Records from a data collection
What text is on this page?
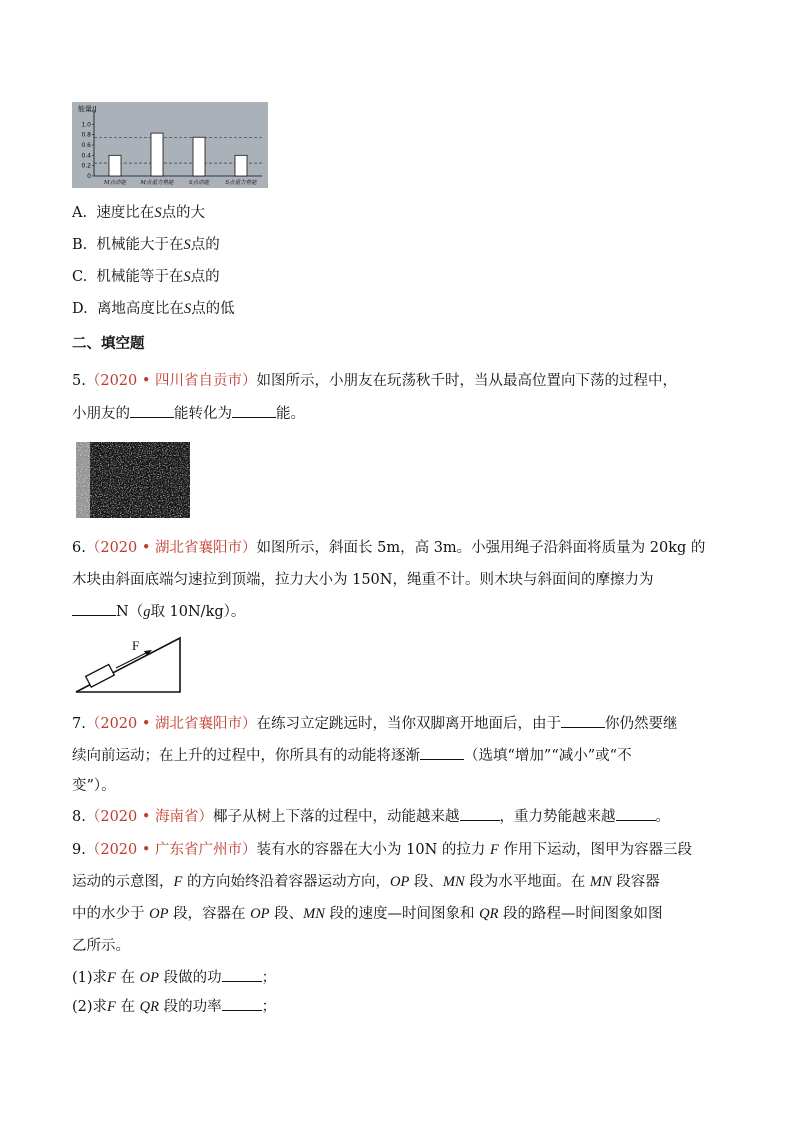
能量/J
1.0
0.8
0.6
0.4
0.2
0
M点动能	M点重力势能	S点动能	S点重力势能
A. 速度比在S点的大
B. 机械能大于在S点的
C. 机械能等于在S点的
D. 离地高度比在S点的低
二、填空题
5.（2020 • 四川省自贡市）如图所示，小朋友在玩荡秋千时，当从最高位置向下荡的过程中，
小朋友的	能转化为	能。
6.（2020 • 湖北省襄阳市）如图所示，斜面长 5m，高 3m。小强用绳子沿斜面将质量为 20kg 的
木块由斜面底端匀速拉到顶端，拉力大小为 150N，绳重不计。则木块与斜面间的摩擦力为
N（g取 10N/kg）。
F
7.（2020 • 湖北省襄阳市）在练习立定跳远时，当你双脚离开地面后，由于	你仍然要继
续向前运动；在上升的过程中，你所具有的动能将逐渐	（选填“增加”“减小”或“不
变”）。
8.（2020 • 海南省）椰子从树上下落的过程中，动能越来越	，重力势能越来越	。
9.（2020 • 广东省广州市）装有水的容器在大小为 10N 的拉力 F 作用下运动，图甲为容器三段
运动的示意图，F 的方向始终沿着容器运动方向，OP 段、MN 段为水平地面。在 MN 段容器
中的水少于 OP 段，容器在 OP 段、MN 段的速度—时间图象和 QR 段的路程—时间图象如图
乙所示。
(1)求F 在 OP 段做的功	；
(2)求F 在 QR 段的功率	；
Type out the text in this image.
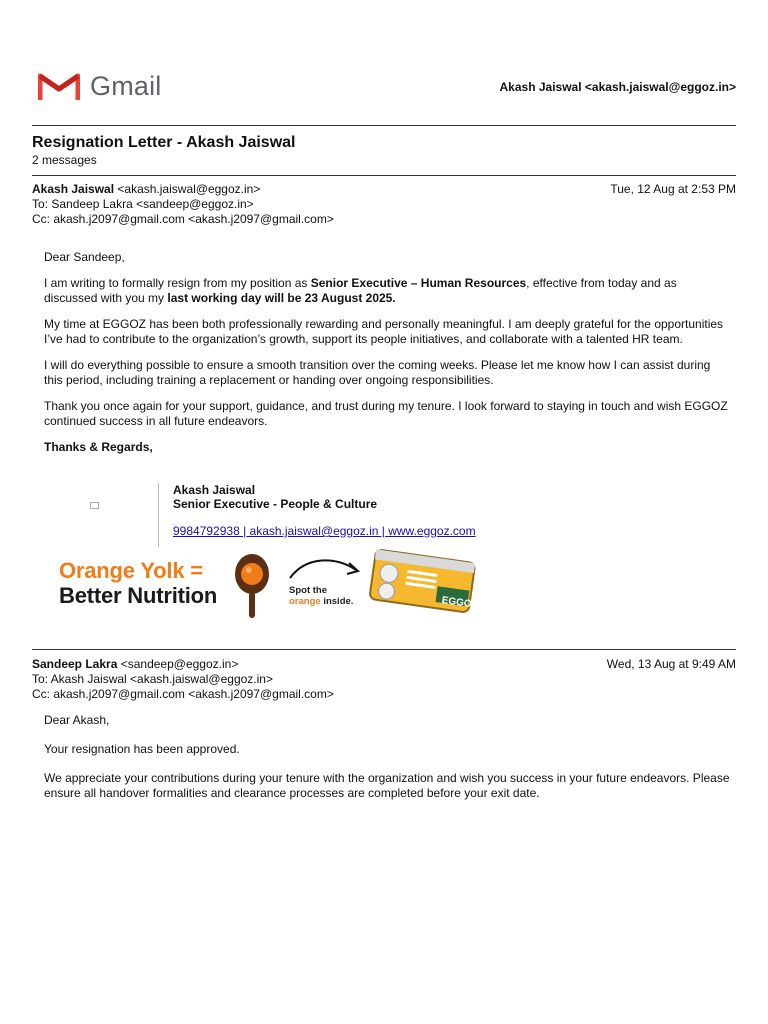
Gmail	Akash Jaiswal <akash.jaiswal@eggoz.in>
Resignation Letter - Akash Jaiswal
2 messages
Akash Jaiswal <akash.jaiswal@eggoz.in>	Tue, 12 Aug at 2:53 PM
To: Sandeep Lakra <sandeep@eggoz.in>
Cc: akash.j2097@gmail.com <akash.j2097@gmail.com>

Dear Sandeep,

I am writing to formally resign from my position as Senior Executive – Human Resources, effective from today and as discussed with you my last working day will be 23 August 2025.

My time at EGGOZ has been both professionally rewarding and personally meaningful. I am deeply grateful for the opportunities I’ve had to contribute to the organization’s growth, support its people initiatives, and collaborate with a talented HR team.

I will do everything possible to ensure a smooth transition over the coming weeks. Please let me know how I can assist during this period, including training a replacement or handing over ongoing responsibilities.

Thank you once again for your support, guidance, and trust during my tenure. I look forward to staying in touch and wish EGGOZ continued success in all future endeavors.

Thanks & Regards,

Akash Jaiswal
Senior Executive - People & Culture
9984792938 | akash.jaiswal@eggoz.in | www.eggoz.com
Orange Yolk =
Better Nutrition	Spot the
orange inside.	EGGOZ
Sandeep Lakra <sandeep@eggoz.in>	Wed, 13 Aug at 9:49 AM
To: Akash Jaiswal <akash.jaiswal@eggoz.in>
Cc: akash.j2097@gmail.com <akash.j2097@gmail.com>

Dear Akash,

Your resignation has been approved.

We appreciate your contributions during your tenure with the organization and wish you success in your future endeavors. Please ensure all handover formalities and clearance processes are completed before your exit date.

# Task prompt
Which lines hold the word "Please"? Return all of them from the records above.

# Task output
I will do everything possible to ensure a smooth transition over the coming weeks. Please let me know how I can assist during this period, including training a replacement or handing over ongoing responsibilities.
We appreciate your contributions during your tenure with the organization and wish you success in your future endeavors. Please ensure all handover formalities and clearance processes are completed before your exit date.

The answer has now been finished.